Tuesday, May 29, 2012

Have you heard?


Boy  I have been bad about blogging….Sorry blogger friends! Good news to that is I have been busy selling homes here in Queen Creek, San Tan Valley, Phoenix and Surprise!!  Love being busy helping buyers find the right home and love helping sellers make some money!! I love when I sit with sellers and am able to tell them that our market it moving in the right direction!!! Home prices have gone up! And Short Sales are getting easier! Yes I said it, short sales are getting easier. AND, There is more……THEY are offering cold, hard CASH to short sale in stead of foreclosure! See below!
NEW YORK (CNNMoney) — Bank of America is offering some struggling homeowners payments of up to $30,000 if they sell their homes in a short sale and avoid ending up in foreclosure.
Under the plan, Bank of America (BACFortune 500) will offer homeowners so-called relocation payments of between $2,500 and $30,000 if they sell their home in a short sale. In short sale deals, the sale price of the home is less than what the seller owes the bank.
The bank first tested the payments in a pilot program in Florida last fall. Under that initiative, Bank of America paid up to $20,000 to borrowers who sold their homes in short sales.
“This program can help customers make a planned transition from ownership when home retention options have been exhausted or they have made a decision not to keep the home,” said Bob Hora, an executive for the bank.
Chase (JPMFortune 500) started a similar initiative in late 2010 that pays as much as $35,000 to short sellers. Wells Fargo (WFC,Fortune 500) has also paid five-figure incentives to short sellers or to owners who turned over their deeds to the bank.

Records provided —
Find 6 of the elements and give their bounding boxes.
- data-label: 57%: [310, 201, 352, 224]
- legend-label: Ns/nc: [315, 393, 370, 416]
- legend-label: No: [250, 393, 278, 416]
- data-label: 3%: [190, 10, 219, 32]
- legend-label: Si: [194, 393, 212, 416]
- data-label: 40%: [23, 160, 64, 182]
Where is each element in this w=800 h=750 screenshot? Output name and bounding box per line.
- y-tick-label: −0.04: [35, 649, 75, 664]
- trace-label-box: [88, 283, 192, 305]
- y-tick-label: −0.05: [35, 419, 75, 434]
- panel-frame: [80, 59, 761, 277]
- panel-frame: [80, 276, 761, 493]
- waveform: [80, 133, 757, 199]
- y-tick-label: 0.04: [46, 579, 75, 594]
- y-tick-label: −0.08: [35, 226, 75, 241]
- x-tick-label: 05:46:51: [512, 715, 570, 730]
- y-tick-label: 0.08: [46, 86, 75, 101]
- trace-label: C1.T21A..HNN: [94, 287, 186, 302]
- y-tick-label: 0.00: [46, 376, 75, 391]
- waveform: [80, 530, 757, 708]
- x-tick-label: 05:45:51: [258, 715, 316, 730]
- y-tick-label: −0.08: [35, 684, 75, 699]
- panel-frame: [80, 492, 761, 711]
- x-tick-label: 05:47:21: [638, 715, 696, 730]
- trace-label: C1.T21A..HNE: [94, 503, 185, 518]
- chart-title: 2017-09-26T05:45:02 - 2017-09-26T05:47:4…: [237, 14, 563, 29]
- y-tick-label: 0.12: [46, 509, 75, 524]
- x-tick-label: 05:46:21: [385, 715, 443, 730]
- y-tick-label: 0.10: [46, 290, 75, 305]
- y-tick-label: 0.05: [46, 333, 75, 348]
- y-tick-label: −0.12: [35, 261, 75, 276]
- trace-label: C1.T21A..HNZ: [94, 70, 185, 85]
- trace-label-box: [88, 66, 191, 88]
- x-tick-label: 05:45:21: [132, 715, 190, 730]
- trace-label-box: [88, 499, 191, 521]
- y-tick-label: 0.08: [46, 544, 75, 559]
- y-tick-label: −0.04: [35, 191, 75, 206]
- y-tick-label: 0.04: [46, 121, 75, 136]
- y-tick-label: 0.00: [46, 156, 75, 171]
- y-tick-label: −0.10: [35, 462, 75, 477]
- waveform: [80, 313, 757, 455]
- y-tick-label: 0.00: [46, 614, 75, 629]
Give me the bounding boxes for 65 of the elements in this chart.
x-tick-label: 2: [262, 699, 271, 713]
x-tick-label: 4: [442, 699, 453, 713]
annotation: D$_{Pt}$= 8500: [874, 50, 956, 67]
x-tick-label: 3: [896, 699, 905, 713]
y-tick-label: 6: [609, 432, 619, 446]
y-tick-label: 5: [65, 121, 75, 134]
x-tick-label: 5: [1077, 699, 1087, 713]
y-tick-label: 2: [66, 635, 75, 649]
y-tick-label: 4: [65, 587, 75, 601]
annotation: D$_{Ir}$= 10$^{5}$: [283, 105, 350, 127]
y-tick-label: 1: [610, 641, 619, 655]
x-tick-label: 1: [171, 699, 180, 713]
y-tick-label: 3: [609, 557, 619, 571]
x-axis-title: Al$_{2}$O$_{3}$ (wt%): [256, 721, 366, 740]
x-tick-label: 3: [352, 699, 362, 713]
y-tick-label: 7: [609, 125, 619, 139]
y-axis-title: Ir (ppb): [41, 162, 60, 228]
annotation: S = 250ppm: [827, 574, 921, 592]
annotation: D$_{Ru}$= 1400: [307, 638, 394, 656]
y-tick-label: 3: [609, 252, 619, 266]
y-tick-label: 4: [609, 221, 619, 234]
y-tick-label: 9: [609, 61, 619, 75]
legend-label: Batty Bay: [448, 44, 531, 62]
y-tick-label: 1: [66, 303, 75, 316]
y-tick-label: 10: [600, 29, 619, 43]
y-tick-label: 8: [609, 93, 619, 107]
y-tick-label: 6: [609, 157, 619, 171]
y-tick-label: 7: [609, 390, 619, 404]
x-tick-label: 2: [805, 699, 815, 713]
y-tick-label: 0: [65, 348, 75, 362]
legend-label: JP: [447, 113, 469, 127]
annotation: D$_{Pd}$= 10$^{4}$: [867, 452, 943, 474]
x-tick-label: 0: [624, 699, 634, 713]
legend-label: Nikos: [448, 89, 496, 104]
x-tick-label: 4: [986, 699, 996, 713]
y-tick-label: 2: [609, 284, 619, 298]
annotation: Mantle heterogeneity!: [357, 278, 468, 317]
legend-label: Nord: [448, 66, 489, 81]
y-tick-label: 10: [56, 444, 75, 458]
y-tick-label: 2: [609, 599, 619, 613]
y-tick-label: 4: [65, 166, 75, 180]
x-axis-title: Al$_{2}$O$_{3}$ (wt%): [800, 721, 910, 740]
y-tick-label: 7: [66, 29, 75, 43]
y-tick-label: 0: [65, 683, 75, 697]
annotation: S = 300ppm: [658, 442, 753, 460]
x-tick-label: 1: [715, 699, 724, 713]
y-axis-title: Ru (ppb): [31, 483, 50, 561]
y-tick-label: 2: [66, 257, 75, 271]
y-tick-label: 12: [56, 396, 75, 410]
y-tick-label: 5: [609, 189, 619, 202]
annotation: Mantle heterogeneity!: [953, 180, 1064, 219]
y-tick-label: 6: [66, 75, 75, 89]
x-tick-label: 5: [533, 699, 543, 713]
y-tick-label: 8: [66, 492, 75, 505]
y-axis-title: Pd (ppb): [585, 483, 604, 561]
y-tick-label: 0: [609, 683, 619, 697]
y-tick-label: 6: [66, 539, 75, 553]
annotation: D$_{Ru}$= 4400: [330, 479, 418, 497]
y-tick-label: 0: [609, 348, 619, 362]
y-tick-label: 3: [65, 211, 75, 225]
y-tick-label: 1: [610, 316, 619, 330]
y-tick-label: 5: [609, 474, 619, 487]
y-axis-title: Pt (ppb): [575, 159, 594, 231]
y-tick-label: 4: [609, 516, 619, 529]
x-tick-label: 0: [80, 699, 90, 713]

Problem — From the short-sale blog post above, copy word for word the passage that starts at "Under the plan, Bank" and ends at "owes the bank.".

Solution to this task —
Under the plan, Bank of America (BACFortune 500) will offer homeowners so-called relocation payments of between $2,500 and $30,000 if they sell their home in a short sale. In short sale deals, the sale price of the home is less than what the seller owes the bank.